▶ [TASK TO CARRY OUT]: Using the records that follow, copy every line containing the word "text".

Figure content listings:
◇ ◇ ◇ ◇ ◇

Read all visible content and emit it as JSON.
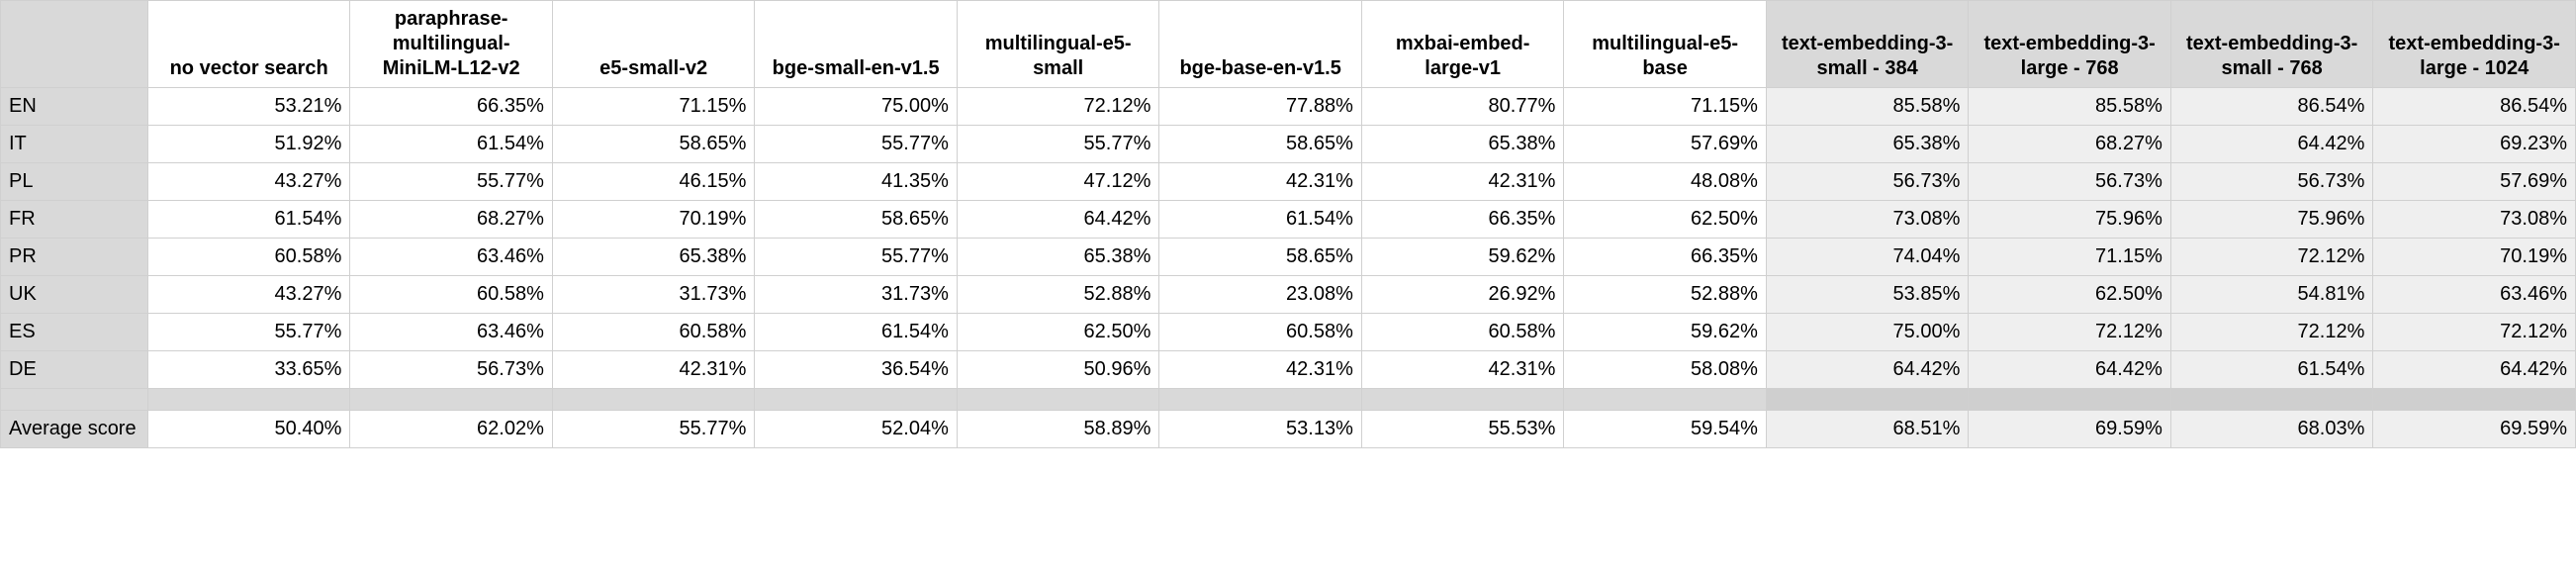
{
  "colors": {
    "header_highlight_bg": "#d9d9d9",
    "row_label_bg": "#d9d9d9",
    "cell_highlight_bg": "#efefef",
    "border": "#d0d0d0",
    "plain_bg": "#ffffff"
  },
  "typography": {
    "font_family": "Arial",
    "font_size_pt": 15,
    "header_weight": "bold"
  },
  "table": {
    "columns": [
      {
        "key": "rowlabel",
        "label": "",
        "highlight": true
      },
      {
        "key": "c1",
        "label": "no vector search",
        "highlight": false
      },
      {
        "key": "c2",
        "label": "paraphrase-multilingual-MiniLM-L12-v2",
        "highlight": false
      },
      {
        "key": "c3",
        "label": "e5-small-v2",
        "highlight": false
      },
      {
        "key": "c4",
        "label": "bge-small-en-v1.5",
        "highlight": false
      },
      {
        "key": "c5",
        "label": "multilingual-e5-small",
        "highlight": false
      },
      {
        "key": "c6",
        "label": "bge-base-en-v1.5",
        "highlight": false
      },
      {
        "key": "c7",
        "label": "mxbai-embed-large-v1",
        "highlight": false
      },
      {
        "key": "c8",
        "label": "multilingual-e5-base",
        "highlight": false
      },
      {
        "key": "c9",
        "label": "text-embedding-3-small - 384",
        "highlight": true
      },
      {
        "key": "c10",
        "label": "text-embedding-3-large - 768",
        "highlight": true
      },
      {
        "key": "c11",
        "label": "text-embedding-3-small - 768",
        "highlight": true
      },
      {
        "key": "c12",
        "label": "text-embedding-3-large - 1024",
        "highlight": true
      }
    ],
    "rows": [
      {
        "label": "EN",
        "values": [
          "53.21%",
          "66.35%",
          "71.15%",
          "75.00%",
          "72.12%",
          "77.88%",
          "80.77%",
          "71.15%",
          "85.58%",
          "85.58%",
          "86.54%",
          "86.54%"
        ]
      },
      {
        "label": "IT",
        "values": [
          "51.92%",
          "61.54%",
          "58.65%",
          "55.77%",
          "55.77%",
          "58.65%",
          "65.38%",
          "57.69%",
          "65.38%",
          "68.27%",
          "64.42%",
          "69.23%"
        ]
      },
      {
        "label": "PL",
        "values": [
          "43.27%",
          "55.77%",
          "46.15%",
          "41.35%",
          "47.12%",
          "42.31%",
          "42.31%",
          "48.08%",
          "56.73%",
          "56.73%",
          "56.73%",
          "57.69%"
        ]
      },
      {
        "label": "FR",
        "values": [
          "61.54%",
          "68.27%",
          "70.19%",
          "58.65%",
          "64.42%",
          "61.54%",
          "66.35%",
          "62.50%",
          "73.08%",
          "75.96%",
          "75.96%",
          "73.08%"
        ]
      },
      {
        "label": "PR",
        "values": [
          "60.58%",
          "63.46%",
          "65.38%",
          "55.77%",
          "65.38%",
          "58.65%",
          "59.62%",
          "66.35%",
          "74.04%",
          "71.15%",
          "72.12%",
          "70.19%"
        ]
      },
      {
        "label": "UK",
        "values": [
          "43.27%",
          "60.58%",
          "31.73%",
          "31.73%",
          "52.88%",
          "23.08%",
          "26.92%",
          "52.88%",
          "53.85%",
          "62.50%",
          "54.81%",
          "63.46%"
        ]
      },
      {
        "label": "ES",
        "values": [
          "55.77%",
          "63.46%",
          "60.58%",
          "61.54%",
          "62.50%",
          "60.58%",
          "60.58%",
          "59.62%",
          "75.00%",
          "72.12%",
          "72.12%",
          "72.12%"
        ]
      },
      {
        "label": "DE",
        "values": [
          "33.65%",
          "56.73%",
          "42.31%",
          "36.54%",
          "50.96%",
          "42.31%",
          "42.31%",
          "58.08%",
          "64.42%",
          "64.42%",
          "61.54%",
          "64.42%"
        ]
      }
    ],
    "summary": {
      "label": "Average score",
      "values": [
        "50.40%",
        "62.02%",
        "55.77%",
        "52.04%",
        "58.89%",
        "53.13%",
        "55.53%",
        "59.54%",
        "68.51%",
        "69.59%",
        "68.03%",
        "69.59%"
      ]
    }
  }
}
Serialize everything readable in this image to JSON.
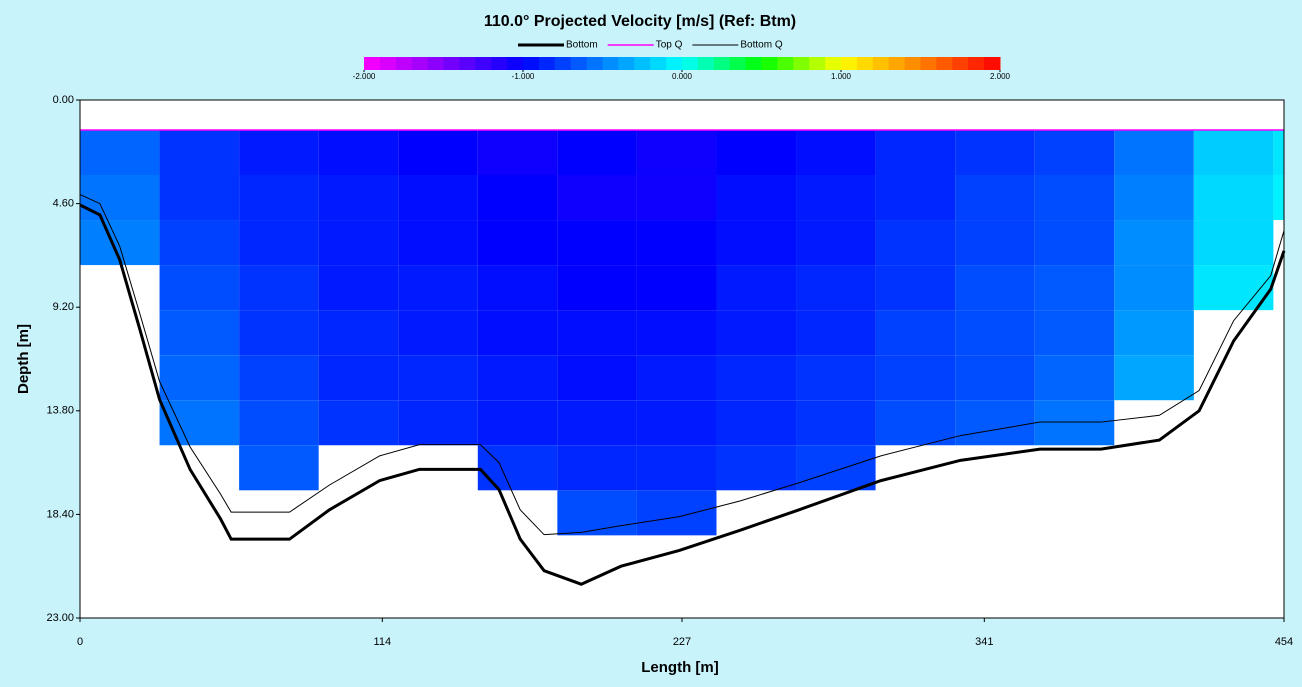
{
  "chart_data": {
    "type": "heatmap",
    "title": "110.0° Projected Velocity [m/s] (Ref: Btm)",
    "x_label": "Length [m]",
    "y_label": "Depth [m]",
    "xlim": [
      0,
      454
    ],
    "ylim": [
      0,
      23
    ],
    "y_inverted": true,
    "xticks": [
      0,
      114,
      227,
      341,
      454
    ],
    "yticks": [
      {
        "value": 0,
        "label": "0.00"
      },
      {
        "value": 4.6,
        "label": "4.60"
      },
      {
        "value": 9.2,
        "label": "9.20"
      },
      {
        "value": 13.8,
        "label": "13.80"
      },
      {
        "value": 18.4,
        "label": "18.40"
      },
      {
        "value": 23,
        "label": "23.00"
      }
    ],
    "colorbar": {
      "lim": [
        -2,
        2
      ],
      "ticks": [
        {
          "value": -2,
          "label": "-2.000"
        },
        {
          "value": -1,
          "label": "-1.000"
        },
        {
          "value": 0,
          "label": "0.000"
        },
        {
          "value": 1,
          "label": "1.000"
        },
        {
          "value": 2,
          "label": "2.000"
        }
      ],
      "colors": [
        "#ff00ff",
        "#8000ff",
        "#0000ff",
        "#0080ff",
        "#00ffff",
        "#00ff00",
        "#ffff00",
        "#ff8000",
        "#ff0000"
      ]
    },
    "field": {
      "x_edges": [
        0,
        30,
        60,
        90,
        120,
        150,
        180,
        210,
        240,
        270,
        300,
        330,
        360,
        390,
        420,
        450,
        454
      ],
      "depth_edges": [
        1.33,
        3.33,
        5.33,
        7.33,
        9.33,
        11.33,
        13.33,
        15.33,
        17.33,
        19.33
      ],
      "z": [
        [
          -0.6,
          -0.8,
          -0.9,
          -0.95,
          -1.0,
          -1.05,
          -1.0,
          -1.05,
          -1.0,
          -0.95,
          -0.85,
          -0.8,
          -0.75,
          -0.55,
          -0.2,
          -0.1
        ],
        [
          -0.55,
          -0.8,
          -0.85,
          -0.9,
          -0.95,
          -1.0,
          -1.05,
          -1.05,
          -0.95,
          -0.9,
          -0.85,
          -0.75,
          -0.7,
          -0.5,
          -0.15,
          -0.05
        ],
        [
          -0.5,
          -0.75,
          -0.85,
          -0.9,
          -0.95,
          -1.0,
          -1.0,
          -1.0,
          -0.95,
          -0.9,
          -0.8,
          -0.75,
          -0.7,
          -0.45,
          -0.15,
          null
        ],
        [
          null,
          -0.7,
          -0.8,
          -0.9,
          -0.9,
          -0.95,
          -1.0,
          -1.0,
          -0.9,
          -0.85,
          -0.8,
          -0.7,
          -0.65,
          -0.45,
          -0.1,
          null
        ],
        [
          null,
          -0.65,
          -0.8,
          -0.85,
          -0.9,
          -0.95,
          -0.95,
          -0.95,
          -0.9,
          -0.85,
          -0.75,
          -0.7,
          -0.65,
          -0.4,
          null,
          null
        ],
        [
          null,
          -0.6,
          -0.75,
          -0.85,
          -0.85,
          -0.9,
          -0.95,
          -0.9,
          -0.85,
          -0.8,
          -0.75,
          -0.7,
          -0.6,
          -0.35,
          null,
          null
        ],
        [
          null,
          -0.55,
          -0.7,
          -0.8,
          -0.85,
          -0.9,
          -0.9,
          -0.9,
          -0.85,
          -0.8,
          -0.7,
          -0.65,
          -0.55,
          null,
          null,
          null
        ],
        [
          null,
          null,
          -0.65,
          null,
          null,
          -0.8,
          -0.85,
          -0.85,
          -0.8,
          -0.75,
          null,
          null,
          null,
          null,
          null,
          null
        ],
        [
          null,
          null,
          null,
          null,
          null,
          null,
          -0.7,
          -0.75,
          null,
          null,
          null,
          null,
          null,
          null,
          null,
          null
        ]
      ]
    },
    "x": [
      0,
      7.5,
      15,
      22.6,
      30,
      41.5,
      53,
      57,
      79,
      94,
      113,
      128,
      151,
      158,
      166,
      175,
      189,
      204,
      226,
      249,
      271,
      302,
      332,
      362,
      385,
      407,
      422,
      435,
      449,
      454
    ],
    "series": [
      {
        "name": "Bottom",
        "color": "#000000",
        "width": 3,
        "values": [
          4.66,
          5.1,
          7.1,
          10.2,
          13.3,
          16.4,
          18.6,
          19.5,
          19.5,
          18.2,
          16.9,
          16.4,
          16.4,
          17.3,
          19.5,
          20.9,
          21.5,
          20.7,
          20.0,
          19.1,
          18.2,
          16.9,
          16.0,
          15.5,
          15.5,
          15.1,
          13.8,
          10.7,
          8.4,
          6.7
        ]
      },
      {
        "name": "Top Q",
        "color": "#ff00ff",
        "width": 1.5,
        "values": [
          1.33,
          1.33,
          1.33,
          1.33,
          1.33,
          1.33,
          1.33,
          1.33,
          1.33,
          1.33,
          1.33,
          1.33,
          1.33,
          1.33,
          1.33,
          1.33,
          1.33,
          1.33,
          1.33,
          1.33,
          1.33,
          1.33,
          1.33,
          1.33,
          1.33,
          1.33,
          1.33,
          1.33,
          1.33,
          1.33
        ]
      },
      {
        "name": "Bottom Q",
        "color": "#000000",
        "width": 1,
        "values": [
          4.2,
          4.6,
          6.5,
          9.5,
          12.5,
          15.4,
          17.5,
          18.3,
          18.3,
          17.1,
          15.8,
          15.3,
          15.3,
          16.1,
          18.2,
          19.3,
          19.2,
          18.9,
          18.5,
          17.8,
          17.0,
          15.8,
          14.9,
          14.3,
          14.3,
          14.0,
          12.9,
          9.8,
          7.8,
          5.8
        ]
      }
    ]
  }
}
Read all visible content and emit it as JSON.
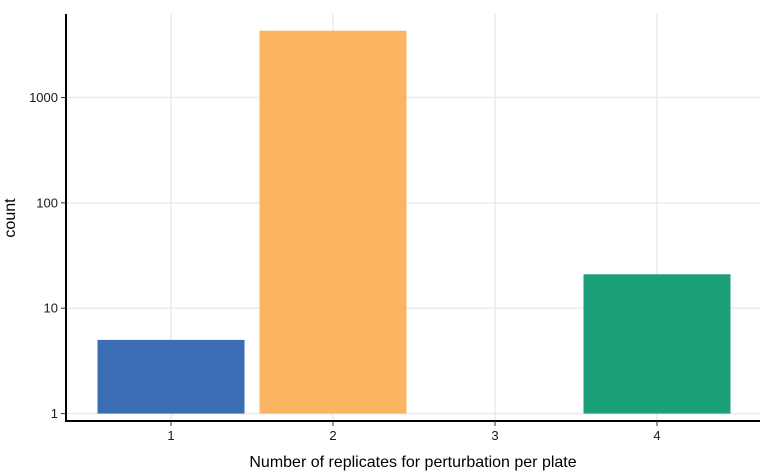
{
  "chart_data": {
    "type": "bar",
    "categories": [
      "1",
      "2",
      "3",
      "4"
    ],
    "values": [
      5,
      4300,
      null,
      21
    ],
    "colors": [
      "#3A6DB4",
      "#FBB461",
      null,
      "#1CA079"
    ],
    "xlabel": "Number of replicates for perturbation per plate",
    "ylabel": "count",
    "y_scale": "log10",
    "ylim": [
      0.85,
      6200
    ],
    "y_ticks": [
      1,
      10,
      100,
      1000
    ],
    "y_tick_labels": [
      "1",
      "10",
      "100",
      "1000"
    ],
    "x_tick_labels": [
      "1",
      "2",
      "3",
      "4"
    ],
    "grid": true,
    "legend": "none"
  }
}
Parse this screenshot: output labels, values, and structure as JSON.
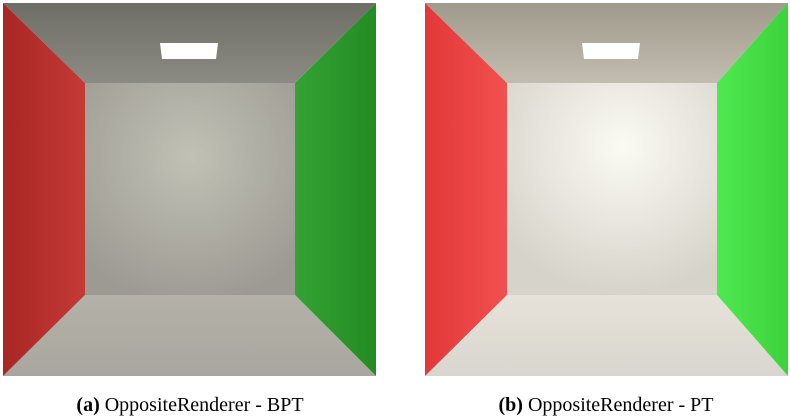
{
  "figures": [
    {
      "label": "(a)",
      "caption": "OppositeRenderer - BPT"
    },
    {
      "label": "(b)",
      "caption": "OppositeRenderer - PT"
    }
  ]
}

◇ ◇ ◇ ◇ ◇

▶ [EXPECTED ANSWER]:
        "label": "text-embedding-3-small - 384",
        "label": "text-embedding-3-large - 768",
        "label": "text-embedding-3-small - 768",
        "label": "text-embedding-3-large - 1024",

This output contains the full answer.